PROBLEM TO SOLVE: Omit the pictures, then reproduce every remaining record exactly.

Dataset entries on figures:
>> begin

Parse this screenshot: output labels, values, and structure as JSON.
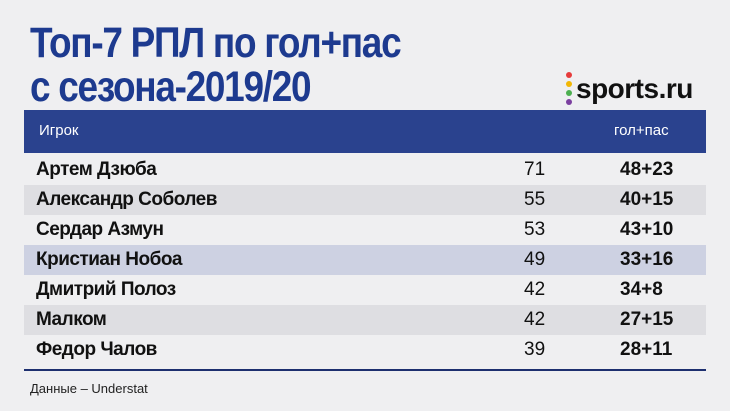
{
  "title": {
    "line1": "Топ-7 РПЛ по гол+пас",
    "line2": "с сезона-2019/20"
  },
  "logo": {
    "text": "sports.ru",
    "dot_colors": [
      "#e63b3b",
      "#f2b705",
      "#4caf50",
      "#7b3fa0"
    ]
  },
  "table": {
    "headers": {
      "player": "Игрок",
      "stat": "гол+пас"
    },
    "rows": [
      {
        "name": "Артем Дзюба",
        "total": "71",
        "ga": "48+23"
      },
      {
        "name": "Александр Соболев",
        "total": "55",
        "ga": "40+15"
      },
      {
        "name": "Сердар Азмун",
        "total": "53",
        "ga": "43+10"
      },
      {
        "name": "Кристиан Нобоа",
        "total": "49",
        "ga": "33+16"
      },
      {
        "name": "Дмитрий Полоз",
        "total": "42",
        "ga": "34+8"
      },
      {
        "name": "Малком",
        "total": "42",
        "ga": "27+15"
      },
      {
        "name": "Федор Чалов",
        "total": "39",
        "ga": "28+11"
      }
    ]
  },
  "source": "Данные – Understat"
}
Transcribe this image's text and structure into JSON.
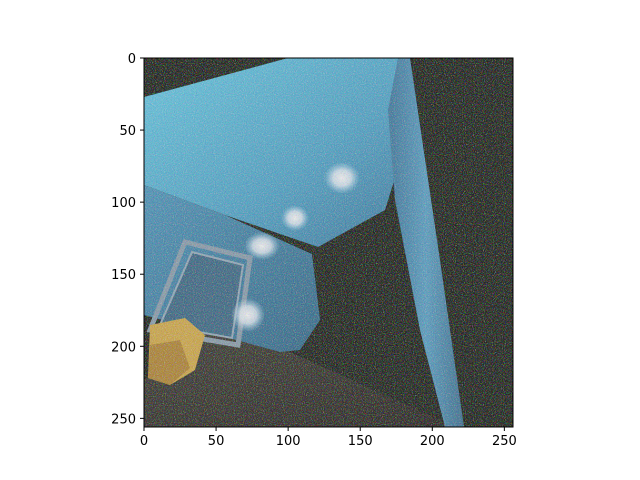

>> end

ANSWER TO THE TASK:
Parse this screenshot: output labels, values, and structure as JSON.
{
  "title": {
    "line1": "Топ-7 РПЛ по гол+пас",
    "line2": "с сезона-2019/20"
  },
  "logo": {
    "text": "sports.ru",
    "dot_colors": [
      "#e63b3b",
      "#f2b705",
      "#4caf50",
      "#7b3fa0"
    ]
  },
  "table": {
    "headers": {
      "player": "Игрок",
      "stat": "гол+пас"
    },
    "rows": [
      {
        "name": "Артем Дзюба",
        "total": "71",
        "ga": "48+23"
      },
      {
        "name": "Александр Соболев",
        "total": "55",
        "ga": "40+15"
      },
      {
        "name": "Сердар Азмун",
        "total": "53",
        "ga": "43+10"
      },
      {
        "name": "Кристиан Нобоа",
        "total": "49",
        "ga": "33+16"
      },
      {
        "name": "Дмитрий Полоз",
        "total": "42",
        "ga": "34+8"
      },
      {
        "name": "Малком",
        "total": "42",
        "ga": "27+15"
      },
      {
        "name": "Федор Чалов",
        "total": "39",
        "ga": "28+11"
      }
    ]
  },
  "source": "Данные – Understat"
}
Transcribe this image's text and structure into JSON.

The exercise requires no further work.